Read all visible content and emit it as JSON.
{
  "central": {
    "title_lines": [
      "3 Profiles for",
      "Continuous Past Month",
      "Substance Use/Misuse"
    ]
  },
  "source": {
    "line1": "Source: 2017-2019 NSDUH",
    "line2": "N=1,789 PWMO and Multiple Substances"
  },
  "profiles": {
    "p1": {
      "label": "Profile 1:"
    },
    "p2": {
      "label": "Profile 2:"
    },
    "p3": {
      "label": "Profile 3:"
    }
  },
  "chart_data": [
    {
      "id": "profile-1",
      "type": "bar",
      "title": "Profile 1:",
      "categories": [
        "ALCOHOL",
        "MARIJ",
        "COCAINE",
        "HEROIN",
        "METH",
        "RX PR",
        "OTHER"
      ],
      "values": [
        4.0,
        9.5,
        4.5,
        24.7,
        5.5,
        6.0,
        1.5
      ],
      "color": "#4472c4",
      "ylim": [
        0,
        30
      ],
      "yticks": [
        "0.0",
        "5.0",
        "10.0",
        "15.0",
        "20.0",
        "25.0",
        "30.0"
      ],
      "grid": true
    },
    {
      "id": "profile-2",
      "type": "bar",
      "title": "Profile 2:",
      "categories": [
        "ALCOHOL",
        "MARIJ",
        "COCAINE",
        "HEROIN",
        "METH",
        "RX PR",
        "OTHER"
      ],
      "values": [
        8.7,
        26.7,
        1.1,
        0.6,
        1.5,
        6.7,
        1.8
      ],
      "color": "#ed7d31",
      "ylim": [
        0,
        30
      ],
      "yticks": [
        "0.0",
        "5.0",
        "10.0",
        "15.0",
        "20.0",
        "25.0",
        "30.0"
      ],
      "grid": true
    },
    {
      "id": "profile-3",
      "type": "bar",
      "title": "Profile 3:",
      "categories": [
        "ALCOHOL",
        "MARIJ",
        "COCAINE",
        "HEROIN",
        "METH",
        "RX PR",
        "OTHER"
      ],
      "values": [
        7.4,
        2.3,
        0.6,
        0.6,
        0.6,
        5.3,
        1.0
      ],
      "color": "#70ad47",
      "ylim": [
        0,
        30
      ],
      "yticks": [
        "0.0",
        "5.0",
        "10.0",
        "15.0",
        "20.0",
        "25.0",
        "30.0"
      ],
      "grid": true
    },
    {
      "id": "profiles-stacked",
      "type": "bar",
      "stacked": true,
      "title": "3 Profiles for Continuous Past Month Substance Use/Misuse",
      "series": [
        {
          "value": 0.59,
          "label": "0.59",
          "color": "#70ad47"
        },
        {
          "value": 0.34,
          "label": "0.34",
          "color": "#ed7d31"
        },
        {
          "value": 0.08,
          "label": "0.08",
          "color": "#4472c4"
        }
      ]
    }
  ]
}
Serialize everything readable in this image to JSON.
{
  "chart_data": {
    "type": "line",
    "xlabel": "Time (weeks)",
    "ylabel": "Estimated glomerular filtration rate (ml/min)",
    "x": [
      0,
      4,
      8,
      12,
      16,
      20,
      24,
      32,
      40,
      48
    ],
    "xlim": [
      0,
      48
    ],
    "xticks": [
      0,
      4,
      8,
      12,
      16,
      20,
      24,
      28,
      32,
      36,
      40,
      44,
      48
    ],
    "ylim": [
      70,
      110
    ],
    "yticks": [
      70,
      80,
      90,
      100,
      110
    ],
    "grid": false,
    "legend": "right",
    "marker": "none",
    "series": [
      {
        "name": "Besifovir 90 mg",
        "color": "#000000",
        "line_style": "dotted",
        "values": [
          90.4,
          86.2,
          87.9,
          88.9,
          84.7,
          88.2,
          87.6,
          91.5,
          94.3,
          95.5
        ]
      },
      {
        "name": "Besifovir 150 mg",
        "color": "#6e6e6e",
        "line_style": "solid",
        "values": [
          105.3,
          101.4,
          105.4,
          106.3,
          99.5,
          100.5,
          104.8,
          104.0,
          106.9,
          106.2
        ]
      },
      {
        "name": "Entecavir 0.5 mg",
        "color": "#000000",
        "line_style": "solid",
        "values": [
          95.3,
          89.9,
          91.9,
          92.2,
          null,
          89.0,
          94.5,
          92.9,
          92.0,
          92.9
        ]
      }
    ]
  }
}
____________
- _Objective_: Copy all lines above containing the string "name".

- _Output_:
        "name": "Besifovir 90 mg",
        "name": "Besifovir 150 mg",
        "name": "Entecavir 0.5 mg",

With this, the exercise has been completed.